-- BEGIN Dataset entries --

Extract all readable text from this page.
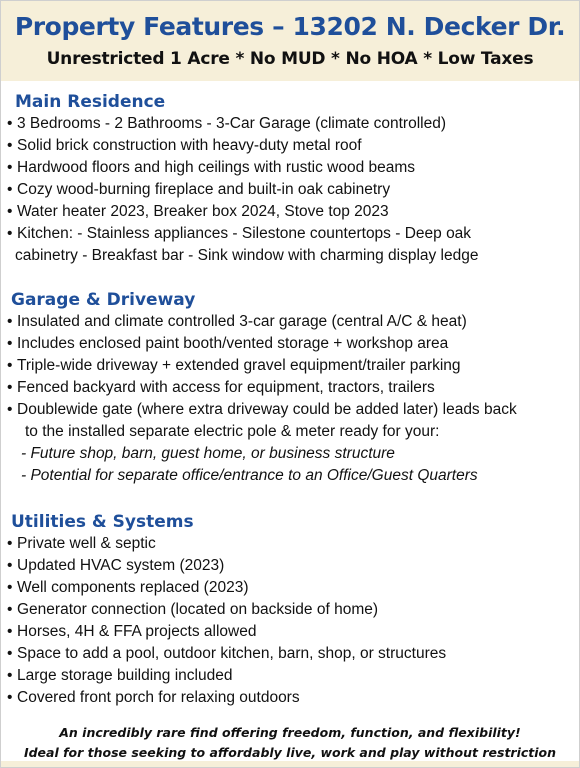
Property Features – 13202 N. Decker Dr.
Unrestricted 1 Acre * No MUD * No HOA * Low Taxes
Main Residence
• 3 Bedrooms - 2 Bathrooms - 3-Car Garage (climate controlled)
• Solid brick construction with heavy-duty metal roof
• Hardwood floors and high ceilings with rustic wood beams
• Cozy wood-burning fireplace and built-in oak cabinetry
• Water heater 2023, Breaker box 2024, Stove top 2023
• Kitchen: - Stainless appliances - Silestone countertops - Deep oak
cabinetry - Breakfast bar - Sink window with charming display ledge
Garage & Driveway
• Insulated and climate controlled 3-car garage (central A/C & heat)
• Includes enclosed paint booth/vented storage + workshop area
• Triple-wide driveway + extended gravel equipment/trailer parking
• Fenced backyard with access for equipment, tractors, trailers
• Doublewide gate (where extra driveway could be added later) leads back
to the installed separate electric pole & meter ready for your:
- Future shop, barn, guest home, or business structure
- Potential for separate office/entrance to an Office/Guest Quarters
Utilities & Systems
• Private well & septic
• Updated HVAC system (2023)
• Well components replaced (2023)
• Generator connection (located on backside of home)
• Horses, 4H & FFA projects allowed
• Space to add a pool, outdoor kitchen, barn, shop, or structures
• Large storage building included
• Covered front porch for relaxing outdoors
An incredibly rare find offering freedom, function, and flexibility!
Ideal for those seeking to affordably live, work and play without restriction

-- END Dataset entries --

- Exercise details -
Copy all lines from the listing that contain "storage".

- The response -
• Includes enclosed paint booth/vented storage + workshop area
• Large storage building included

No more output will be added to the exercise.